- RECORDS SUPPLIED -
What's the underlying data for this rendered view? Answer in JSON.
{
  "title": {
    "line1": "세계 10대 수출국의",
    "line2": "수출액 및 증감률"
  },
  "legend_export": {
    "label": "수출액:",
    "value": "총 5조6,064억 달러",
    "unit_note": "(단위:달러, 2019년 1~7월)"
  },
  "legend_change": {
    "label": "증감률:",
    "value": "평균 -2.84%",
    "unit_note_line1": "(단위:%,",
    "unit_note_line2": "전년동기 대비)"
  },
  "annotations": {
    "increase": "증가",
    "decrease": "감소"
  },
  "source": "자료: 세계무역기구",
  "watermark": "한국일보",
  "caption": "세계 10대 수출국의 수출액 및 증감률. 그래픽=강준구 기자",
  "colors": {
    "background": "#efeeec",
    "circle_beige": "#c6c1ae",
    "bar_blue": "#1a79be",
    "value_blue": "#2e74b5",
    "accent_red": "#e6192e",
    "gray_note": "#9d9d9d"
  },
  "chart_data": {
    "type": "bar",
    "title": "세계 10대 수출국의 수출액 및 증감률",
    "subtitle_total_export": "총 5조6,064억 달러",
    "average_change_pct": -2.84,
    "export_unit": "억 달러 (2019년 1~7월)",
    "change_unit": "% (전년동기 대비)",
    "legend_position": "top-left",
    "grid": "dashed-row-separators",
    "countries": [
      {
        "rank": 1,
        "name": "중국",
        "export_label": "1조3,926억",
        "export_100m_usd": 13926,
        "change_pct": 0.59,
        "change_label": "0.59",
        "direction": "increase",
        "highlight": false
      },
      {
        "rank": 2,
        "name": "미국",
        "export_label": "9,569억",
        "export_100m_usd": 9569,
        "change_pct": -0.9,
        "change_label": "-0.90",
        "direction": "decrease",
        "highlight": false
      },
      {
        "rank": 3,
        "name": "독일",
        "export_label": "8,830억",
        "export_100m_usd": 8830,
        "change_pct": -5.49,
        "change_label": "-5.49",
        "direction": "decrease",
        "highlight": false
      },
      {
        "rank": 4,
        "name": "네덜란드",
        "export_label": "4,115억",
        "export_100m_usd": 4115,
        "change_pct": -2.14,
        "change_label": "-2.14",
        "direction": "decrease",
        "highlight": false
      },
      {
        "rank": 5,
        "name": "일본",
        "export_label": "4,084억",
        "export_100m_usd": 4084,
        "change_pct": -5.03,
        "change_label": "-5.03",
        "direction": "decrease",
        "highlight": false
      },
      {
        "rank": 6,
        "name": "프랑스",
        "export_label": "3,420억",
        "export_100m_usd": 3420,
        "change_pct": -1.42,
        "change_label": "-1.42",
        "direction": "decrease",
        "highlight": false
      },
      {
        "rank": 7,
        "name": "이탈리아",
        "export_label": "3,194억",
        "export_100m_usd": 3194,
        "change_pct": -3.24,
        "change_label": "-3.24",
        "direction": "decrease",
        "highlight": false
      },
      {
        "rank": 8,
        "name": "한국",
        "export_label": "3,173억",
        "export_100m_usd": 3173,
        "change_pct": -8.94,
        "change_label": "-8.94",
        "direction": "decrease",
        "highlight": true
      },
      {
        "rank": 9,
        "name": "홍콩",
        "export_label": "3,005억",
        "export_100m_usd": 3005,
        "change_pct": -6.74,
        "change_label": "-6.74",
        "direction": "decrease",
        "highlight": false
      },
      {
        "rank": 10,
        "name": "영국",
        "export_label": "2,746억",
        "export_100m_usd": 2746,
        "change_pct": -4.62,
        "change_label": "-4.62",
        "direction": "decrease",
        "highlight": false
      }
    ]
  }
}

- SET TASK -
Gather up, from the records above, each line where the word "rank" appears.

- COMPLETE OUTPUT -
        "rank": 1,
        "rank": 2,
        "rank": 3,
        "rank": 4,
        "rank": 5,
        "rank": 6,
        "rank": 7,
        "rank": 8,
        "rank": 9,
        "rank": 10,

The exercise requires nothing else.